» **Record set**

▼▼▼

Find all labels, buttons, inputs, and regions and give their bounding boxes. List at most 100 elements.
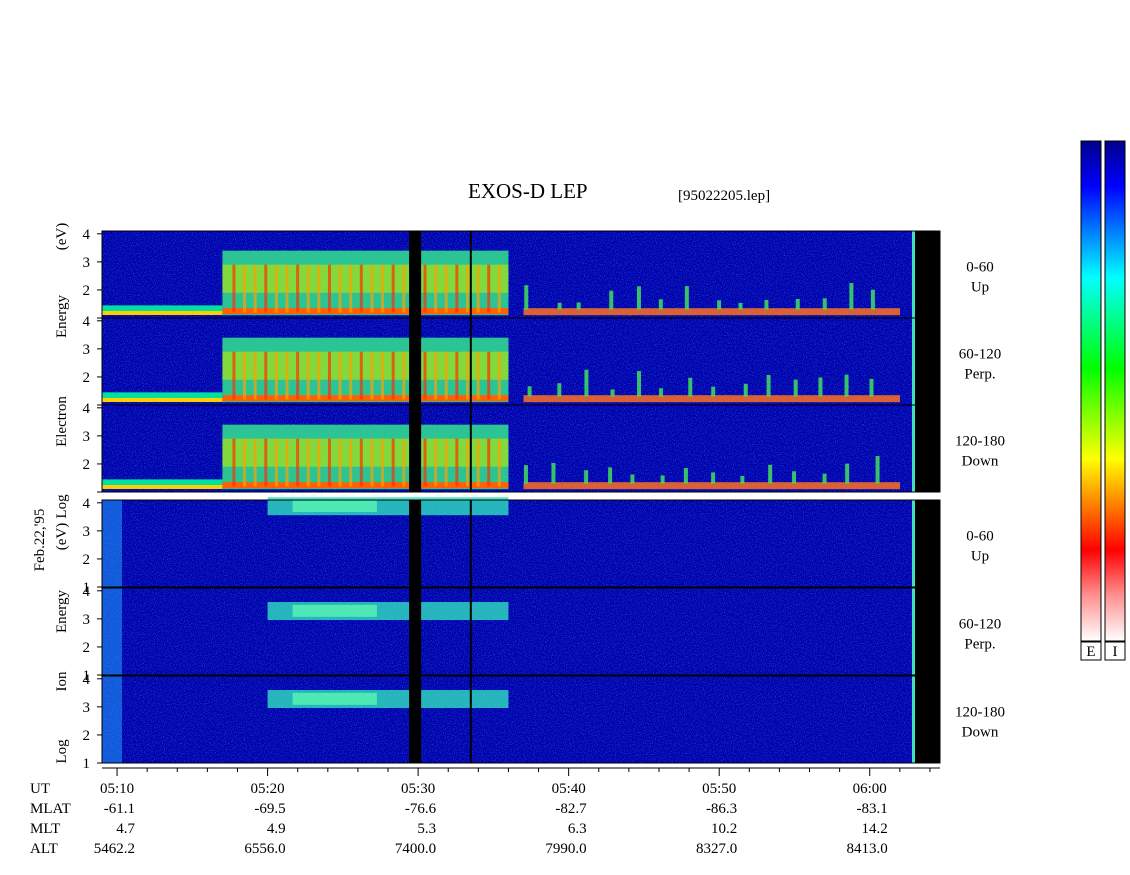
burst-spike [738,302,743,310]
burst-spike [576,302,581,310]
colorbar-I [1104,140,1126,642]
no-data-region [915,318,940,405]
burst-streak [253,264,257,313]
burst-streak [274,351,278,400]
burst-streak [370,351,374,400]
ephemeris-value: -76.6 [405,801,437,817]
burst-streak [306,264,310,313]
no-data-region [915,405,940,492]
burst-streak [317,351,321,400]
edge-strip [912,405,915,492]
burst-spike [743,383,748,397]
ion-ylabel-word: Energy [54,589,70,633]
burst-streak [497,438,501,487]
burst-streak [455,351,459,400]
panel-noise [102,588,915,675]
burst-streak [285,264,289,313]
burst-spike [869,378,874,397]
pitch-range-label: 0-60 [966,260,994,276]
burst-streak [465,264,469,313]
ion-panel-down: 1 2 3 4 120-180 Down [83,672,1006,772]
low-energy-band [102,479,223,487]
panel-noise [102,500,915,587]
burst-streak [296,351,300,400]
ephemeris-value: 6556.0 [244,841,285,857]
burst-spike [822,473,827,484]
burst-base [523,482,900,490]
burst-streak [243,351,247,400]
data-gap [409,318,422,405]
y-tick-label: 1 [83,668,91,684]
burst-streak [402,351,406,400]
burst-streak [402,264,406,313]
burst-spike [688,377,693,397]
burst-spike [875,456,880,484]
electron-ylabel-word: Log [54,494,70,519]
burst-streak [476,264,480,313]
burst-spike [684,286,689,310]
burst-streak [232,438,236,487]
burst-streak [455,264,459,313]
burst-spike [764,299,769,310]
ion-panel-perp: 1 2 3 4 60-120 Perp. [83,584,1002,684]
direction-label: Up [971,280,989,296]
pitch-range-label: 120-180 [955,434,1005,450]
burst-spike [793,379,798,397]
burst-spike [524,285,529,310]
y-tick-label: 2 [83,283,91,299]
burst-streak [317,264,321,313]
burst-streak [264,351,268,400]
edge-strip [912,676,915,763]
burst-streak [423,438,427,487]
y-tick-label: 2 [83,728,91,744]
burst-spike [636,286,641,310]
panel-border [101,499,941,588]
burst-spike [609,290,614,310]
ephemeris-row-name: MLAT [30,801,71,817]
burst-streak [327,351,331,400]
burst-streak [444,351,448,400]
y-tick-label: 2 [83,370,91,386]
low-energy-band-core [102,397,223,402]
burst-streak [455,438,459,487]
burst-streak [423,351,427,400]
burst-streak [381,438,385,487]
ephemeris-value: 05:10 [100,781,134,797]
burst-spike [845,463,850,484]
edge-strip [912,231,915,318]
pitch-range-label: 60-120 [959,617,1002,633]
burst-spike [711,386,716,397]
pitch-range-label: 60-120 [959,347,1002,363]
ephemeris-value: 7400.0 [395,841,436,857]
electron-ylabel-word: Energy [54,294,70,338]
y-tick-label: 4 [83,496,91,512]
low-energy-band [102,305,223,313]
plasma-sheet-core [222,351,509,380]
burst-streak [296,264,300,313]
burst-streak [465,351,469,400]
ephemeris-value: -83.1 [856,801,887,817]
panel-border [101,675,941,764]
burst-streak [444,264,448,313]
electron-panel-perp: 2 3 4 60-120 Perp. [83,314,1002,406]
burst-streak [423,264,427,313]
burst-streak [232,351,236,400]
ephemeris-value: 5462.2 [94,841,135,857]
ephemeris-value: -82.7 [555,801,587,817]
edge-strip [912,500,915,587]
burst-spike [792,471,797,484]
y-tick-label: 4 [83,314,91,330]
y-tick-label: 2 [83,640,91,656]
burst-spike [766,374,771,397]
burst-spike [717,300,722,310]
burst-streak [264,438,268,487]
burst-streak [253,438,257,487]
y-tick-label: 4 [83,672,91,688]
burst-spike [658,299,663,310]
colorbar-label: E [1086,644,1095,660]
burst-streak [243,438,247,487]
burst-spike [660,475,665,484]
direction-label: Down [962,725,999,741]
colorbar-label-box [1104,641,1126,661]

▲▲▲

» **Exercise directions**
Please retype the records above line for line, without changing anything, and omit the pictures.

» **Answer to the exercise**
Find all labels, buttons, inputs, and regions and give their bounding boxes. List at most 100 elements.
burst-spike [738,302,743,310]
burst-spike [576,302,581,310]
colorbar-I [1104,140,1126,642]
no-data-region [915,318,940,405]
burst-streak [253,264,257,313]
burst-streak [274,351,278,400]
burst-streak [370,351,374,400]
ephemeris-value: -76.6 [405,801,437,817]
burst-streak [306,264,310,313]
no-data-region [915,405,940,492]
burst-streak [317,351,321,400]
edge-strip [912,405,915,492]
burst-spike [743,383,748,397]
ion-ylabel-word: Energy [54,589,70,633]
burst-streak [497,438,501,487]
burst-streak [455,351,459,400]
panel-noise [102,588,915,675]
burst-streak [285,264,289,313]
burst-spike [869,378,874,397]
pitch-range-label: 0-60 [966,260,994,276]
burst-streak [465,264,469,313]
ion-panel-down: 1 2 3 4 120-180 Down [83,672,1006,772]
low-energy-band [102,479,223,487]
panel-noise [102,500,915,587]
burst-streak [296,351,300,400]
ephemeris-value: 6556.0 [244,841,285,857]
burst-spike [822,473,827,484]
burst-base [523,482,900,490]
burst-streak [243,351,247,400]
data-gap [409,318,422,405]
y-tick-label: 1 [83,668,91,684]
burst-streak [402,351,406,400]
burst-streak [402,264,406,313]
burst-spike [688,377,693,397]
burst-spike [875,456,880,484]
electron-ylabel-word: Log [54,494,70,519]
burst-streak [476,264,480,313]
burst-spike [684,286,689,310]
burst-streak [232,438,236,487]
burst-streak [455,264,459,313]
burst-spike [764,299,769,310]
ion-panel-perp: 1 2 3 4 60-120 Perp. [83,584,1002,684]
direction-label: Up [971,280,989,296]
pitch-range-label: 120-180 [955,434,1005,450]
burst-spike [793,379,798,397]
burst-spike [524,285,529,310]
y-tick-label: 2 [83,283,91,299]
burst-streak [317,264,321,313]
burst-streak [264,351,268,400]
edge-strip [912,676,915,763]
burst-streak [423,438,427,487]
y-tick-label: 2 [83,728,91,744]
burst-spike [636,286,641,310]
panel-border [101,499,941,588]
burst-spike [609,290,614,310]
ephemeris-row-name: MLAT [30,801,71,817]
burst-streak [327,351,331,400]
burst-streak [444,351,448,400]
y-tick-label: 2 [83,370,91,386]
low-energy-band-core [102,397,223,402]
burst-streak [455,438,459,487]
burst-streak [423,351,427,400]
burst-streak [381,438,385,487]
ephemeris-value: 05:10 [100,781,134,797]
burst-spike [845,463,850,484]
edge-strip [912,231,915,318]
pitch-range-label: 60-120 [959,617,1002,633]
burst-spike [711,386,716,397]
pitch-range-label: 60-120 [959,347,1002,363]
ephemeris-value: 7400.0 [395,841,436,857]
electron-ylabel-word: Energy [54,294,70,338]
y-tick-label: 4 [83,496,91,512]
low-energy-band [102,305,223,313]
plasma-sheet-core [222,351,509,380]
burst-streak [296,264,300,313]
burst-streak [465,351,469,400]
ephemeris-value: -83.1 [856,801,887,817]
panel-border [101,675,941,764]
burst-streak [444,264,448,313]
electron-panel-perp: 2 3 4 60-120 Perp. [83,314,1002,406]
burst-streak [423,264,427,313]
burst-streak [232,351,236,400]
ephemeris-value: 5462.2 [94,841,135,857]
ephemeris-value: -82.7 [555,801,587,817]
edge-strip [912,500,915,587]
burst-spike [792,471,797,484]
y-tick-label: 4 [83,314,91,330]
y-tick-label: 2 [83,640,91,656]
burst-spike [766,374,771,397]
burst-spike [717,300,722,310]
burst-streak [264,438,268,487]
burst-streak [253,438,257,487]
y-tick-label: 4 [83,672,91,688]
burst-spike [658,299,663,310]
colorbar-label: E [1086,644,1095,660]
burst-streak [243,438,247,487]
burst-spike [660,475,665,484]
direction-label: Down [962,725,999,741]
colorbar-label-box [1104,641,1126,661]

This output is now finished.